*Problem requirements*.
Among the lines of these entries, how many hold the word "this"? State only the number.

━━━ Source material

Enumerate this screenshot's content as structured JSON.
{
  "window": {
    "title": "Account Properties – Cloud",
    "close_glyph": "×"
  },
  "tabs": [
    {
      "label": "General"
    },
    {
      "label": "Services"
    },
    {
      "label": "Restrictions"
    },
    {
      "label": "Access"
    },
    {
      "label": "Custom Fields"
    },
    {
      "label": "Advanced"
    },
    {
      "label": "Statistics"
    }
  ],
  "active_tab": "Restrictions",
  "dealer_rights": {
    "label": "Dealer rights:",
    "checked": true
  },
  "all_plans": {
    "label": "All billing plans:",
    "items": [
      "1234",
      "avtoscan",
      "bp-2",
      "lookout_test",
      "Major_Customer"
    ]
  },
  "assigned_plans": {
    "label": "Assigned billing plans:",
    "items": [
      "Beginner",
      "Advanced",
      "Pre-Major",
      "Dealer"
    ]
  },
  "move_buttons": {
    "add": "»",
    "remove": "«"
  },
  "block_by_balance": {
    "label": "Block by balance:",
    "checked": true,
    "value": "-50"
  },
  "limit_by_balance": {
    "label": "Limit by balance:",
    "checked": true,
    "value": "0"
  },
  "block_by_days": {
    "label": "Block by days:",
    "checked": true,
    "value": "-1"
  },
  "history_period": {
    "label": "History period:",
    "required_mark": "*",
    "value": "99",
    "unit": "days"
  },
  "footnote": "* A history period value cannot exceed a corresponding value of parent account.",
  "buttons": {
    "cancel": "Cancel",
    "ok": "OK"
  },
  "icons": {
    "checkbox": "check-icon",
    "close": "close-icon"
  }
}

━━━━━━
━━━ Source material

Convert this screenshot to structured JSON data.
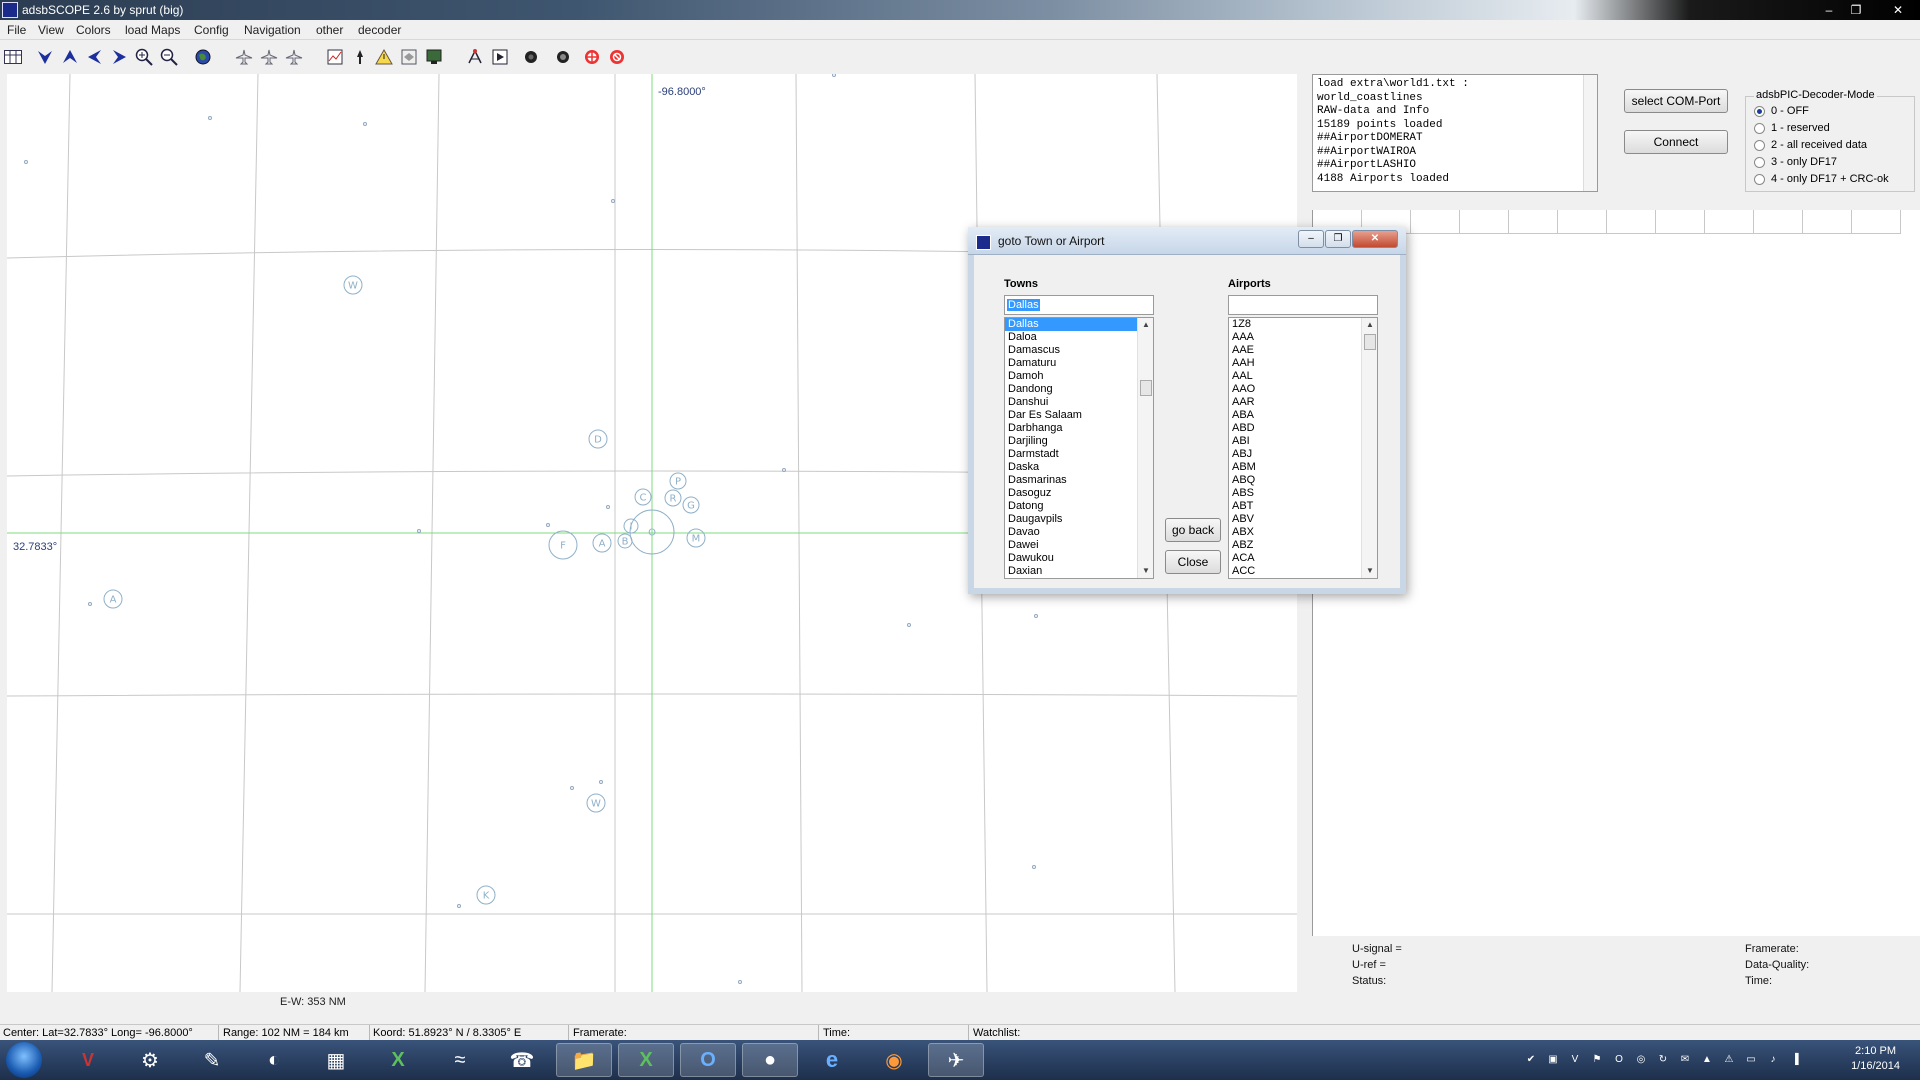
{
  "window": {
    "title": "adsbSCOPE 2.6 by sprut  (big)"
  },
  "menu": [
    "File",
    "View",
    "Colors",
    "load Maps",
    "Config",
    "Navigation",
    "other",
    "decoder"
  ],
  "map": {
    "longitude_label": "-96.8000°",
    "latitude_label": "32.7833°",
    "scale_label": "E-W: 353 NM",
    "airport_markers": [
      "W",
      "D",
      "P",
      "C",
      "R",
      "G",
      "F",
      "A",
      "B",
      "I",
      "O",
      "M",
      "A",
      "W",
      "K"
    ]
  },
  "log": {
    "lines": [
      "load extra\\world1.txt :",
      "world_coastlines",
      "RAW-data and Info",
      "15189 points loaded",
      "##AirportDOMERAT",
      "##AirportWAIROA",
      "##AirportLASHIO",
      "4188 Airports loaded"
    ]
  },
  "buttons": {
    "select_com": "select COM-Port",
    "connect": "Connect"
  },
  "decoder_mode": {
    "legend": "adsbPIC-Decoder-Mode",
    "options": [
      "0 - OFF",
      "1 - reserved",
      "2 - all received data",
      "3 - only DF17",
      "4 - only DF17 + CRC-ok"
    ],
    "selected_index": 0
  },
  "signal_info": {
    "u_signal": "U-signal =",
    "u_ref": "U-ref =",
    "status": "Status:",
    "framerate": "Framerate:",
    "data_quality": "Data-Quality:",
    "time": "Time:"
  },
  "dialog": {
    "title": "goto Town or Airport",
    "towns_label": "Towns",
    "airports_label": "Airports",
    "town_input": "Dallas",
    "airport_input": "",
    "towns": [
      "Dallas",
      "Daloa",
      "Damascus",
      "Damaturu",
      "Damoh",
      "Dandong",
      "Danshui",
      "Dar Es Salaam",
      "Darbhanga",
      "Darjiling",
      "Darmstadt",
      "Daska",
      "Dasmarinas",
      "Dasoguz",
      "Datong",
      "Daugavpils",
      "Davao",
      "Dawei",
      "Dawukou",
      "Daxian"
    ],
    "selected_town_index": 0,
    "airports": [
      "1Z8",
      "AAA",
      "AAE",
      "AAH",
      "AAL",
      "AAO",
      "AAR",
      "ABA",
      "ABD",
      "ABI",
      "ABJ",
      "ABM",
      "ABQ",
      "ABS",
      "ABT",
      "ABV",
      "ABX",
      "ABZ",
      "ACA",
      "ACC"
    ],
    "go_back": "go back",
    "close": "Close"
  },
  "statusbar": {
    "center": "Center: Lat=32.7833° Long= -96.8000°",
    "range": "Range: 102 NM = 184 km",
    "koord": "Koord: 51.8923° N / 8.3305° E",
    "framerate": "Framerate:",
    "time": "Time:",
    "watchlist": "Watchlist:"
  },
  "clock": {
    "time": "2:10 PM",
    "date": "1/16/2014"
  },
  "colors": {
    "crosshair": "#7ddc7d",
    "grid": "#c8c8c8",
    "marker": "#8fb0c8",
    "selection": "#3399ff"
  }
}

━━━━━━

*Final result*.
2